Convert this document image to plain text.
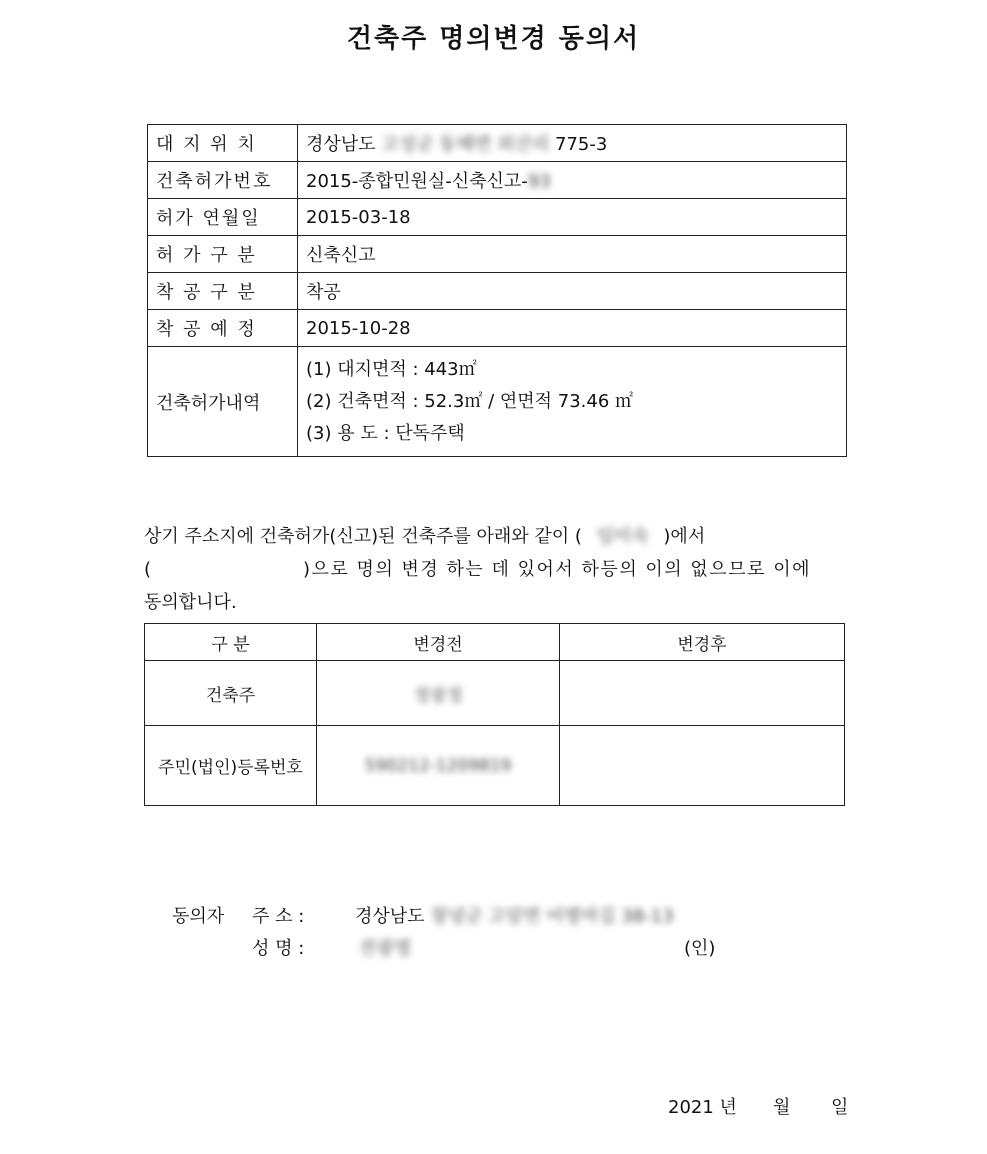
건축주 명의변경 동의서
대 지 위 치	경상남도 고성군 동해면 외산리 775-3
건축허가번호	2015-종합민원실-신축신고-93
허가 연월일	2015-03-18
허 가 구 분	신축신고
착 공 구 분	착공
착 공 예 정	2015-10-28
건축허가내역	(1) 대지면적 : 443㎡
(2) 건축면적 : 52.3㎡ / 연면적 73.46 ㎡
(3) 용 도 : 단독주택
상기 주소지에 건축허가(신고)된 건축주를 아래와 같이 ( 임미숙 )에서
(	)으로 명의 변경 하는 데 있어서 하등의 이의 없으므로 이에
동의합니다.
구 분	변경전	변경후
건축주	정광정	
주민(법인)등록번호	590212-1209819	
동의자 주 소 :	경상남도 창녕군 고암면 어병마길 38-13
성 명 :	전광명	(인)
2021 년 월 일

TASK STATEMENT
Without the pictures, restate each entry exactly.

RESPONSE FOR THIS EXERCISE
Convert this document image to plain text.
건축주 명의변경 동의서
대 지 위 치	경상남도 고성군 동해면 외산리 775-3
건축허가번호	2015-종합민원실-신축신고-93
허가 연월일	2015-03-18
허 가 구 분	신축신고
착 공 구 분	착공
착 공 예 정	2015-10-28
건축허가내역	(1) 대지면적 : 443㎡
(2) 건축면적 : 52.3㎡ / 연면적 73.46 ㎡
(3) 용 도 : 단독주택
상기 주소지에 건축허가(신고)된 건축주를 아래와 같이 ( 임미숙 )에서
(	)으로 명의 변경 하는 데 있어서 하등의 이의 없으므로 이에
동의합니다.
구 분	변경전	변경후
건축주	정광정	
주민(법인)등록번호	590212-1209819	
동의자 주 소 :	경상남도 창녕군 고암면 어병마길 38-13
성 명 :	전광명	(인)
2021 년 월 일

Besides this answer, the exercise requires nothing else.